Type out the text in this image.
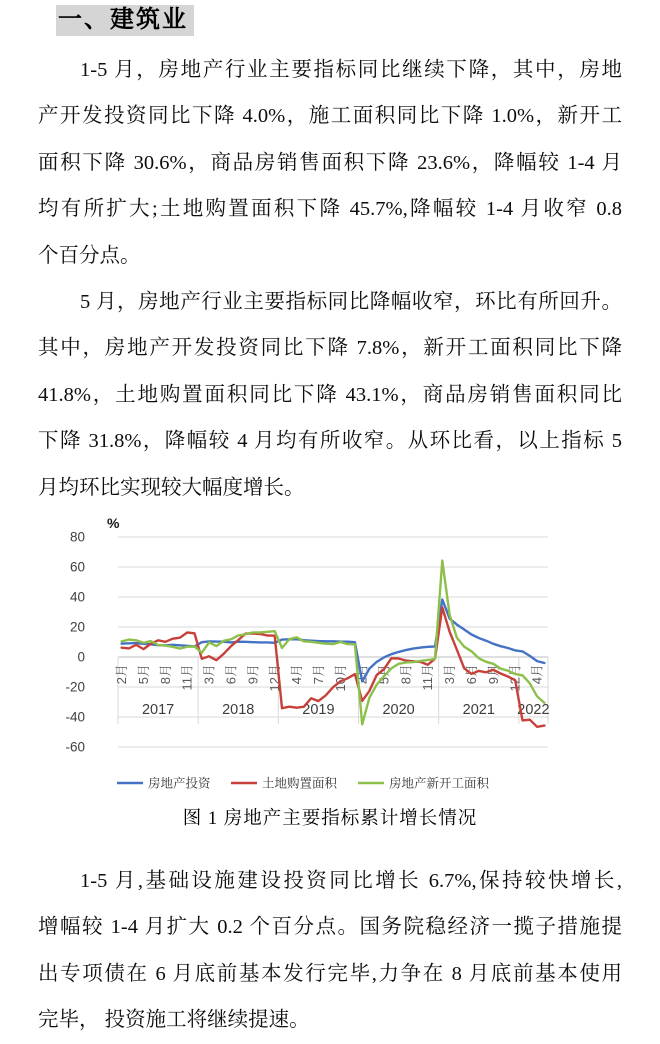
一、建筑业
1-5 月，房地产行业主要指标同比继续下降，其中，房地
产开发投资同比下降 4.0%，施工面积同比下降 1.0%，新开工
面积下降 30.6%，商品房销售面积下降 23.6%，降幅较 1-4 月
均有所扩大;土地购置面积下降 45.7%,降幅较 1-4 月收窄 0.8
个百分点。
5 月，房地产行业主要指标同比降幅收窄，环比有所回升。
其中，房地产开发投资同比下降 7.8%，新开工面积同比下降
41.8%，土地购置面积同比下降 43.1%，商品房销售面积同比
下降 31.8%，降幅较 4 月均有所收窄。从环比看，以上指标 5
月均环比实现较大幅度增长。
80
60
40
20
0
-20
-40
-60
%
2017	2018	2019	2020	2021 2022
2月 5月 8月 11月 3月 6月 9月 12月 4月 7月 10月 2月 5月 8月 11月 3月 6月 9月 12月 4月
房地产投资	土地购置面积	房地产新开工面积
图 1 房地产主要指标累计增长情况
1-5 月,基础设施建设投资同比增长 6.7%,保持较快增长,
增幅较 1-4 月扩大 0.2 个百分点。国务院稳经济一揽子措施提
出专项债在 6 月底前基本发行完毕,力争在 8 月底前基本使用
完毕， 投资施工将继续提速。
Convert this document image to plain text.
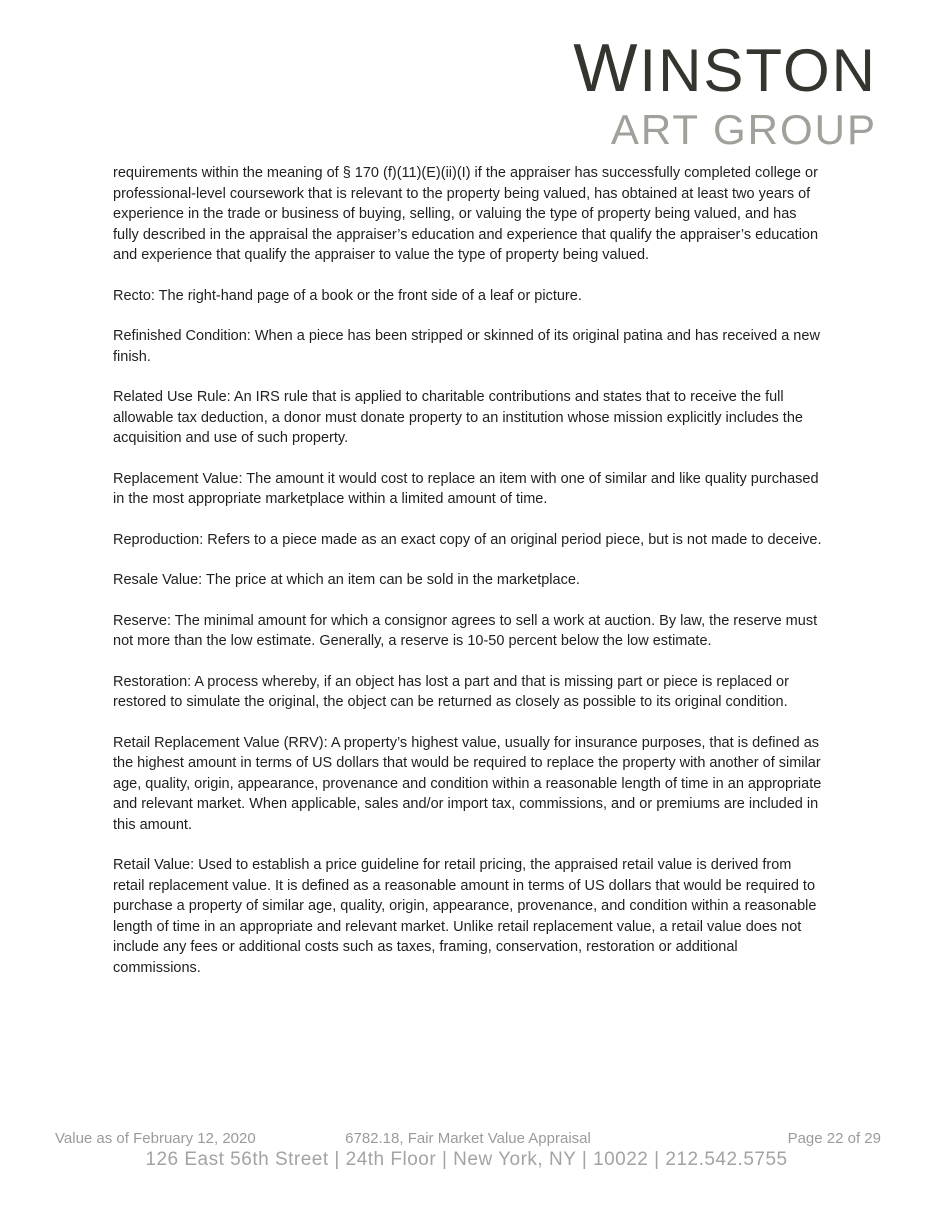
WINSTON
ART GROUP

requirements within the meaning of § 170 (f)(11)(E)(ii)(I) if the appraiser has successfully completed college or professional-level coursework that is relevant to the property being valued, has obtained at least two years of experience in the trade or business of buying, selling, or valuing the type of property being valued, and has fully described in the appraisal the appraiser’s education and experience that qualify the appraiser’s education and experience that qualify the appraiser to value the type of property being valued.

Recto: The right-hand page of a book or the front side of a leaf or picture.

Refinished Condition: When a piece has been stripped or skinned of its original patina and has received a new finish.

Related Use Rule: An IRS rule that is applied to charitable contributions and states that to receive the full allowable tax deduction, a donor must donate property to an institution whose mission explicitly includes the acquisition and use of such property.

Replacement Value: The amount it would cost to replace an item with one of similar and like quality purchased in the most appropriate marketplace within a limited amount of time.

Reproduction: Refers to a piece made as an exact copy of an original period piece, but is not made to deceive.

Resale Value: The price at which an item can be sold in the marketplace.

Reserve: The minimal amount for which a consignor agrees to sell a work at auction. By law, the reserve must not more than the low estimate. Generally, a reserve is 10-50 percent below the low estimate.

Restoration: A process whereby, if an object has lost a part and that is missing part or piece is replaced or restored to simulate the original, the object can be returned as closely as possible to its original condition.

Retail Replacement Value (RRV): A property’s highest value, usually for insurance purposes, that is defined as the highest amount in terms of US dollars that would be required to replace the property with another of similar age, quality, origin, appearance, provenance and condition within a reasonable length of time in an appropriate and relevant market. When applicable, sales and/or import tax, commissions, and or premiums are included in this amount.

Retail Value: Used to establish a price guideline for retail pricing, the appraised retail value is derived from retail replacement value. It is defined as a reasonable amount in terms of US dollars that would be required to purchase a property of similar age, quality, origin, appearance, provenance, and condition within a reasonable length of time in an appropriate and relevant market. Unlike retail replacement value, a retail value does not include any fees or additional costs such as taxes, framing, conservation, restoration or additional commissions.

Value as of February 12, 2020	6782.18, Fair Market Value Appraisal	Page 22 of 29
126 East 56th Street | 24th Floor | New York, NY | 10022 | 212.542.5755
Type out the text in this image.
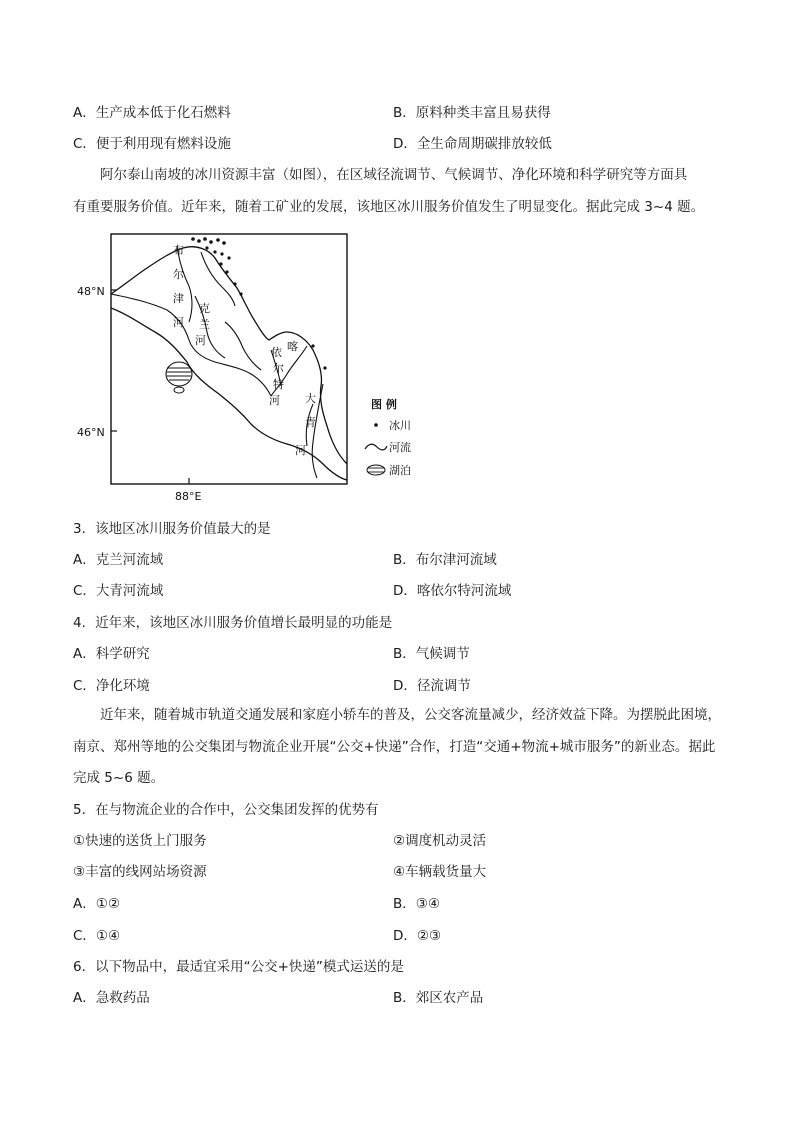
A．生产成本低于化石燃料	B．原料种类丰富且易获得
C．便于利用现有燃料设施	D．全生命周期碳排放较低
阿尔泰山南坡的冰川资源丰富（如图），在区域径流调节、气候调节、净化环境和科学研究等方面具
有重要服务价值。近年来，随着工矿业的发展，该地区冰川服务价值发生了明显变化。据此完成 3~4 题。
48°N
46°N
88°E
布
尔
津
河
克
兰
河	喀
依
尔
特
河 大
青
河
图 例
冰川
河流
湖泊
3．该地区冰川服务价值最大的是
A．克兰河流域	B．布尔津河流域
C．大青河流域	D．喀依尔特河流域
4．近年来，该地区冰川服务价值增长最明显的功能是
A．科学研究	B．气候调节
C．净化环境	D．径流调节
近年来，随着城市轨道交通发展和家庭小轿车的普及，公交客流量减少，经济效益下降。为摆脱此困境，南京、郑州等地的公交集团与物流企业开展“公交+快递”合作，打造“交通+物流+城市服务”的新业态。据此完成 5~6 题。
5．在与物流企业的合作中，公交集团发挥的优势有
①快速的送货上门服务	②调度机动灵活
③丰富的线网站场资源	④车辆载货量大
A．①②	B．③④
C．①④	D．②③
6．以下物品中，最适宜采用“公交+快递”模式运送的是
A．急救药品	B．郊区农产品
━━━━━━━━━━
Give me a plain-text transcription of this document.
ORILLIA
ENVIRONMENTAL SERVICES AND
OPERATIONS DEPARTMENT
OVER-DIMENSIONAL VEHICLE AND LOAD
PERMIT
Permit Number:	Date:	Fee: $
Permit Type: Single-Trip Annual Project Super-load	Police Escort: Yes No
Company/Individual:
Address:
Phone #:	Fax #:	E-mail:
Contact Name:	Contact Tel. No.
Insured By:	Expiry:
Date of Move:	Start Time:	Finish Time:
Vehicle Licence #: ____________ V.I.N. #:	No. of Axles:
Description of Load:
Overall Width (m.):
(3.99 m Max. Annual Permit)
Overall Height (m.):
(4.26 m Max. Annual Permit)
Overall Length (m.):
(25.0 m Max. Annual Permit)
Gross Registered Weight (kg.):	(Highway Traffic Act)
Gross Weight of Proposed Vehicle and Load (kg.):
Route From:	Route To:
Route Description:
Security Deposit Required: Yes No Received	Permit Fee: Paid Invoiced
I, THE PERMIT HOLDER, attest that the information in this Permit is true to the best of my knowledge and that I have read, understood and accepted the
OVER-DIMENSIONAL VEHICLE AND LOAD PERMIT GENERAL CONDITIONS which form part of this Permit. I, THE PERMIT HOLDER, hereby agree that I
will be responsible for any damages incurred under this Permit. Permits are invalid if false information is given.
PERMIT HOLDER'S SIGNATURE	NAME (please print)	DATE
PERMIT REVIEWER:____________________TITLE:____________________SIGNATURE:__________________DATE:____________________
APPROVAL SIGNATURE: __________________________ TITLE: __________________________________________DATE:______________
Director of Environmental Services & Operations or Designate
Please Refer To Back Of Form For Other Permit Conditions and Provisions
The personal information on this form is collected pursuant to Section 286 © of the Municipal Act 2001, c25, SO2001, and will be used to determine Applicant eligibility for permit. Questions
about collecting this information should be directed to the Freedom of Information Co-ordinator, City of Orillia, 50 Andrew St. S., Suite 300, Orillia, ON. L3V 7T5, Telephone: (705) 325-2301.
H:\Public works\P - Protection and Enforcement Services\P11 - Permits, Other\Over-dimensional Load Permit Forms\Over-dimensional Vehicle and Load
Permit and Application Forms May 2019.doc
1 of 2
━━━━━━━━━━
Written instruction: Copy each line from the data above that includes "Route".

Written response:
Route From:	Route To:
Route Description:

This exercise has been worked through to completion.